* **What is asked**
Reproduce all of the data that follows, character for character.
--- START ---
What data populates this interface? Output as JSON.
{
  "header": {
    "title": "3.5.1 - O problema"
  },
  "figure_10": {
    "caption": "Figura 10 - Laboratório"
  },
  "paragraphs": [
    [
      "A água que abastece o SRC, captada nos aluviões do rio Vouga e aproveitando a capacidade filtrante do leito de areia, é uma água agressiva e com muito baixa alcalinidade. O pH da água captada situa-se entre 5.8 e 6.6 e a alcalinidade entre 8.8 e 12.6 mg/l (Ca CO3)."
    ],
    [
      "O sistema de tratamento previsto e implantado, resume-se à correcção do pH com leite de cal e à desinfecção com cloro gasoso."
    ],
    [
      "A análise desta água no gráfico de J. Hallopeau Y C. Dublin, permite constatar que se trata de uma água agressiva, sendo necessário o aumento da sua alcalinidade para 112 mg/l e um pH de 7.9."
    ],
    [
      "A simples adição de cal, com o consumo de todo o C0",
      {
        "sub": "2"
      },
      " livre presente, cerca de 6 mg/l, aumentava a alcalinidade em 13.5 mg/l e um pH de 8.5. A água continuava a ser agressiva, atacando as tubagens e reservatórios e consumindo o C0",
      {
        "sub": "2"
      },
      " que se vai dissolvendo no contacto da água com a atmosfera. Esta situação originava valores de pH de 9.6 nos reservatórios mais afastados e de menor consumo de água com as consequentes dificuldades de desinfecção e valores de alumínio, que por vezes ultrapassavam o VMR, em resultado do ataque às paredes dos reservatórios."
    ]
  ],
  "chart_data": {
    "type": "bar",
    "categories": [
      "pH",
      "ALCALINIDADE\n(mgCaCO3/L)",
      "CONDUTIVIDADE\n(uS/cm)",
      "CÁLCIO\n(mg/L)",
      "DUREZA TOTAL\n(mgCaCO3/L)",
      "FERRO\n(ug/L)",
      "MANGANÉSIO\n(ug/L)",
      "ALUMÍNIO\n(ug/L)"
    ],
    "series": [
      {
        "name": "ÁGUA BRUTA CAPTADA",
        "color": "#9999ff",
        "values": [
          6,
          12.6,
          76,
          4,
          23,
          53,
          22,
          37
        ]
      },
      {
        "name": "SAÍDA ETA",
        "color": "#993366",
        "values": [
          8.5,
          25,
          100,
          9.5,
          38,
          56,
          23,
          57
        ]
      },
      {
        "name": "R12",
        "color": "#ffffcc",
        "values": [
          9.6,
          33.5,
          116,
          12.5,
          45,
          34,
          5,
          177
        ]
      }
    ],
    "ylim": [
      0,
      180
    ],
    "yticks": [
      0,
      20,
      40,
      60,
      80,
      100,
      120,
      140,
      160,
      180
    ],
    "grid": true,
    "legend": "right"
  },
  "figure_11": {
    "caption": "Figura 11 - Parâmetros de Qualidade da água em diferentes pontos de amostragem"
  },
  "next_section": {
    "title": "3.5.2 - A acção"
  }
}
--- END ---
* **Solution to this task**
What data populates this interface? Output as JSON.
{
  "header": {
    "title": "3.5.1 - O problema"
  },
  "figure_10": {
    "caption": "Figura 10 - Laboratório"
  },
  "paragraphs": [
    [
      "A água que abastece o SRC, captada nos aluviões do rio Vouga e aproveitando a capacidade filtrante do leito de areia, é uma água agressiva e com muito baixa alcalinidade. O pH da água captada situa-se entre 5.8 e 6.6 e a alcalinidade entre 8.8 e 12.6 mg/l (Ca CO3)."
    ],
    [
      "O sistema de tratamento previsto e implantado, resume-se à correcção do pH com leite de cal e à desinfecção com cloro gasoso."
    ],
    [
      "A análise desta água no gráfico de J. Hallopeau Y C. Dublin, permite constatar que se trata de uma água agressiva, sendo necessário o aumento da sua alcalinidade para 112 mg/l e um pH de 7.9."
    ],
    [
      "A simples adição de cal, com o consumo de todo o C0",
      {
        "sub": "2"
      },
      " livre presente, cerca de 6 mg/l, aumentava a alcalinidade em 13.5 mg/l e um pH de 8.5. A água continuava a ser agressiva, atacando as tubagens e reservatórios e consumindo o C0",
      {
        "sub": "2"
      },
      " que se vai dissolvendo no contacto da água com a atmosfera. Esta situação originava valores de pH de 9.6 nos reservatórios mais afastados e de menor consumo de água com as consequentes dificuldades de desinfecção e valores de alumínio, que por vezes ultrapassavam o VMR, em resultado do ataque às paredes dos reservatórios."
    ]
  ],
  "chart_data": {
    "type": "bar",
    "categories": [
      "pH",
      "ALCALINIDADE\n(mgCaCO3/L)",
      "CONDUTIVIDADE\n(uS/cm)",
      "CÁLCIO\n(mg/L)",
      "DUREZA TOTAL\n(mgCaCO3/L)",
      "FERRO\n(ug/L)",
      "MANGANÉSIO\n(ug/L)",
      "ALUMÍNIO\n(ug/L)"
    ],
    "series": [
      {
        "name": "ÁGUA BRUTA CAPTADA",
        "color": "#9999ff",
        "values": [
          6,
          12.6,
          76,
          4,
          23,
          53,
          22,
          37
        ]
      },
      {
        "name": "SAÍDA ETA",
        "color": "#993366",
        "values": [
          8.5,
          25,
          100,
          9.5,
          38,
          56,
          23,
          57
        ]
      },
      {
        "name": "R12",
        "color": "#ffffcc",
        "values": [
          9.6,
          33.5,
          116,
          12.5,
          45,
          34,
          5,
          177
        ]
      }
    ],
    "ylim": [
      0,
      180
    ],
    "yticks": [
      0,
      20,
      40,
      60,
      80,
      100,
      120,
      140,
      160,
      180
    ],
    "grid": true,
    "legend": "right"
  },
  "figure_11": {
    "caption": "Figura 11 - Parâmetros de Qualidade da água em diferentes pontos de amostragem"
  },
  "next_section": {
    "title": "3.5.2 - A acção"
  }
}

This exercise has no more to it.